GOAL OF THE EXERCISE: Make an exact copy of all the data.
_ _ _ _ _
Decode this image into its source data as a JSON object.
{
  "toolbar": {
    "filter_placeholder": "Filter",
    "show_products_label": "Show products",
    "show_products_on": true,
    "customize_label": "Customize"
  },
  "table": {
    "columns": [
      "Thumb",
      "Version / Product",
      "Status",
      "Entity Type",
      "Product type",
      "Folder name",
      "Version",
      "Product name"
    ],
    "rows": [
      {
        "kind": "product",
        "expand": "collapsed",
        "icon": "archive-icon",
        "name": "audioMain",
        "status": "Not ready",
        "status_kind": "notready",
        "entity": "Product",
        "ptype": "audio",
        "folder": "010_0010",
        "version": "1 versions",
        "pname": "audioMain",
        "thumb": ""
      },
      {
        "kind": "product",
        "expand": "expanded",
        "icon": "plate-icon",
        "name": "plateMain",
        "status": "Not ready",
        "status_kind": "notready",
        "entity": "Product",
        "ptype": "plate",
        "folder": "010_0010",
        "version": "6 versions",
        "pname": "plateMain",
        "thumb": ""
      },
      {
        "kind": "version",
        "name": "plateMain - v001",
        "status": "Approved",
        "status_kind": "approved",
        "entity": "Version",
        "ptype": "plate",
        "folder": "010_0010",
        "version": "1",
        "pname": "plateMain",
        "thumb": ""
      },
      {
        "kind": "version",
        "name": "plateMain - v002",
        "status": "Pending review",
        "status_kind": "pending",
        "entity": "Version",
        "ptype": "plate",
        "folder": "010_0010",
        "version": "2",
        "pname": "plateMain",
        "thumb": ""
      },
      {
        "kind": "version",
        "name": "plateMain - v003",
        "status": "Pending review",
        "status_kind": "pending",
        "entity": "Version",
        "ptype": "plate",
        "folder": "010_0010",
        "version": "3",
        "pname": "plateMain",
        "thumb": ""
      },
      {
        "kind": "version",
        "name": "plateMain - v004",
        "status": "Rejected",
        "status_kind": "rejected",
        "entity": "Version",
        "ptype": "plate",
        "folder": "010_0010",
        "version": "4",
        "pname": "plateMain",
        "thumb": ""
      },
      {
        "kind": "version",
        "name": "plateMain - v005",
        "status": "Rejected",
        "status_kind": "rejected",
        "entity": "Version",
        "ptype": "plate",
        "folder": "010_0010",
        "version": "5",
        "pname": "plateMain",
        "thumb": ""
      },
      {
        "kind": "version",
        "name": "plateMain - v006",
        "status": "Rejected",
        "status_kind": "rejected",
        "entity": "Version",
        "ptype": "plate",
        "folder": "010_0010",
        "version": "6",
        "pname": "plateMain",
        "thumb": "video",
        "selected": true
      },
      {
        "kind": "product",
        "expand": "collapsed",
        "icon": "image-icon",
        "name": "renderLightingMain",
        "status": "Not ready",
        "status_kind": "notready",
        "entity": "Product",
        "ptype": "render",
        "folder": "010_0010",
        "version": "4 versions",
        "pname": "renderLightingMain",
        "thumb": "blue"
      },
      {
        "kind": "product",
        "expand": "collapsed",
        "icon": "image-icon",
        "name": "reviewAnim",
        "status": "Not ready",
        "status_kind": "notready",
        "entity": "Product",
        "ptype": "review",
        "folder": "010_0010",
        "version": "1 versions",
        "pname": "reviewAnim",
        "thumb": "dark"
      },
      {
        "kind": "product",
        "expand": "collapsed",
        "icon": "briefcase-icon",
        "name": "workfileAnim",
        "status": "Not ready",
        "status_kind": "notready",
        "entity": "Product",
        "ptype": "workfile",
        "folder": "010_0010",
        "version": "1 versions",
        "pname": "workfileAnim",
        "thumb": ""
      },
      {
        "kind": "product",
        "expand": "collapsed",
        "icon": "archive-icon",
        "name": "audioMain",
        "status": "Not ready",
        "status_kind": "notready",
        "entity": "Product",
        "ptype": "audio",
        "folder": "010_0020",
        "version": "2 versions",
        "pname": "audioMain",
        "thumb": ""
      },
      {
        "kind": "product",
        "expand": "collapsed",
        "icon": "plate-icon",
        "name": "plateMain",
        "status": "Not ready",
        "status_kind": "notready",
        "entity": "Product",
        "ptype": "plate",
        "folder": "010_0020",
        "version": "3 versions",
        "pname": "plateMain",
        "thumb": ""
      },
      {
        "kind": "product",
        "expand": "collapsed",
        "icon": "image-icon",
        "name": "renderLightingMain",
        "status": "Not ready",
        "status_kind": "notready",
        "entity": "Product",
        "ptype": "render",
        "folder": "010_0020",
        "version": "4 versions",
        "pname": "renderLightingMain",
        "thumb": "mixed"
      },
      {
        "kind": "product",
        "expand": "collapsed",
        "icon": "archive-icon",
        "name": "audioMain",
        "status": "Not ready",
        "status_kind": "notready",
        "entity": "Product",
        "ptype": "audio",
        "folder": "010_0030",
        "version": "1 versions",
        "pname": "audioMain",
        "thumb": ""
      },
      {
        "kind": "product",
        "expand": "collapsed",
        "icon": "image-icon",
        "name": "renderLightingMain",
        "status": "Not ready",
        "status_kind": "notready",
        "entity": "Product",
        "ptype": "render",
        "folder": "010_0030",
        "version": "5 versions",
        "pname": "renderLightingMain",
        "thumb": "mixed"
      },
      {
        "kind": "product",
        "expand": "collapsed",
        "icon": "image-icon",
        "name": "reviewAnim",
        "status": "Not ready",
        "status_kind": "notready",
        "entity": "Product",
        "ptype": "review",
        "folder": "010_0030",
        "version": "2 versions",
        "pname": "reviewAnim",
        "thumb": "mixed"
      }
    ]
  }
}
_ _ _ _ _
TASK RESULT:
Decode this image into its source data as a JSON object.
{
  "toolbar": {
    "filter_placeholder": "Filter",
    "show_products_label": "Show products",
    "show_products_on": true,
    "customize_label": "Customize"
  },
  "table": {
    "columns": [
      "Thumb",
      "Version / Product",
      "Status",
      "Entity Type",
      "Product type",
      "Folder name",
      "Version",
      "Product name"
    ],
    "rows": [
      {
        "kind": "product",
        "expand": "collapsed",
        "icon": "archive-icon",
        "name": "audioMain",
        "status": "Not ready",
        "status_kind": "notready",
        "entity": "Product",
        "ptype": "audio",
        "folder": "010_0010",
        "version": "1 versions",
        "pname": "audioMain",
        "thumb": ""
      },
      {
        "kind": "product",
        "expand": "expanded",
        "icon": "plate-icon",
        "name": "plateMain",
        "status": "Not ready",
        "status_kind": "notready",
        "entity": "Product",
        "ptype": "plate",
        "folder": "010_0010",
        "version": "6 versions",
        "pname": "plateMain",
        "thumb": ""
      },
      {
        "kind": "version",
        "name": "plateMain - v001",
        "status": "Approved",
        "status_kind": "approved",
        "entity": "Version",
        "ptype": "plate",
        "folder": "010_0010",
        "version": "1",
        "pname": "plateMain",
        "thumb": ""
      },
      {
        "kind": "version",
        "name": "plateMain - v002",
        "status": "Pending review",
        "status_kind": "pending",
        "entity": "Version",
        "ptype": "plate",
        "folder": "010_0010",
        "version": "2",
        "pname": "plateMain",
        "thumb": ""
      },
      {
        "kind": "version",
        "name": "plateMain - v003",
        "status": "Pending review",
        "status_kind": "pending",
        "entity": "Version",
        "ptype": "plate",
        "folder": "010_0010",
        "version": "3",
        "pname": "plateMain",
        "thumb": ""
      },
      {
        "kind": "version",
        "name": "plateMain - v004",
        "status": "Rejected",
        "status_kind": "rejected",
        "entity": "Version",
        "ptype": "plate",
        "folder": "010_0010",
        "version": "4",
        "pname": "plateMain",
        "thumb": ""
      },
      {
        "kind": "version",
        "name": "plateMain - v005",
        "status": "Rejected",
        "status_kind": "rejected",
        "entity": "Version",
        "ptype": "plate",
        "folder": "010_0010",
        "version": "5",
        "pname": "plateMain",
        "thumb": ""
      },
      {
        "kind": "version",
        "name": "plateMain - v006",
        "status": "Rejected",
        "status_kind": "rejected",
        "entity": "Version",
        "ptype": "plate",
        "folder": "010_0010",
        "version": "6",
        "pname": "plateMain",
        "thumb": "video",
        "selected": true
      },
      {
        "kind": "product",
        "expand": "collapsed",
        "icon": "image-icon",
        "name": "renderLightingMain",
        "status": "Not ready",
        "status_kind": "notready",
        "entity": "Product",
        "ptype": "render",
        "folder": "010_0010",
        "version": "4 versions",
        "pname": "renderLightingMain",
        "thumb": "blue"
      },
      {
        "kind": "product",
        "expand": "collapsed",
        "icon": "image-icon",
        "name": "reviewAnim",
        "status": "Not ready",
        "status_kind": "notready",
        "entity": "Product",
        "ptype": "review",
        "folder": "010_0010",
        "version": "1 versions",
        "pname": "reviewAnim",
        "thumb": "dark"
      },
      {
        "kind": "product",
        "expand": "collapsed",
        "icon": "briefcase-icon",
        "name": "workfileAnim",
        "status": "Not ready",
        "status_kind": "notready",
        "entity": "Product",
        "ptype": "workfile",
        "folder": "010_0010",
        "version": "1 versions",
        "pname": "workfileAnim",
        "thumb": ""
      },
      {
        "kind": "product",
        "expand": "collapsed",
        "icon": "archive-icon",
        "name": "audioMain",
        "status": "Not ready",
        "status_kind": "notready",
        "entity": "Product",
        "ptype": "audio",
        "folder": "010_0020",
        "version": "2 versions",
        "pname": "audioMain",
        "thumb": ""
      },
      {
        "kind": "product",
        "expand": "collapsed",
        "icon": "plate-icon",
        "name": "plateMain",
        "status": "Not ready",
        "status_kind": "notready",
        "entity": "Product",
        "ptype": "plate",
        "folder": "010_0020",
        "version": "3 versions",
        "pname": "plateMain",
        "thumb": ""
      },
      {
        "kind": "product",
        "expand": "collapsed",
        "icon": "image-icon",
        "name": "renderLightingMain",
        "status": "Not ready",
        "status_kind": "notready",
        "entity": "Product",
        "ptype": "render",
        "folder": "010_0020",
        "version": "4 versions",
        "pname": "renderLightingMain",
        "thumb": "mixed"
      },
      {
        "kind": "product",
        "expand": "collapsed",
        "icon": "archive-icon",
        "name": "audioMain",
        "status": "Not ready",
        "status_kind": "notready",
        "entity": "Product",
        "ptype": "audio",
        "folder": "010_0030",
        "version": "1 versions",
        "pname": "audioMain",
        "thumb": ""
      },
      {
        "kind": "product",
        "expand": "collapsed",
        "icon": "image-icon",
        "name": "renderLightingMain",
        "status": "Not ready",
        "status_kind": "notready",
        "entity": "Product",
        "ptype": "render",
        "folder": "010_0030",
        "version": "5 versions",
        "pname": "renderLightingMain",
        "thumb": "mixed"
      },
      {
        "kind": "product",
        "expand": "collapsed",
        "icon": "image-icon",
        "name": "reviewAnim",
        "status": "Not ready",
        "status_kind": "notready",
        "entity": "Product",
        "ptype": "review",
        "folder": "010_0030",
        "version": "2 versions",
        "pname": "reviewAnim",
        "thumb": "mixed"
      }
    ]
  }
}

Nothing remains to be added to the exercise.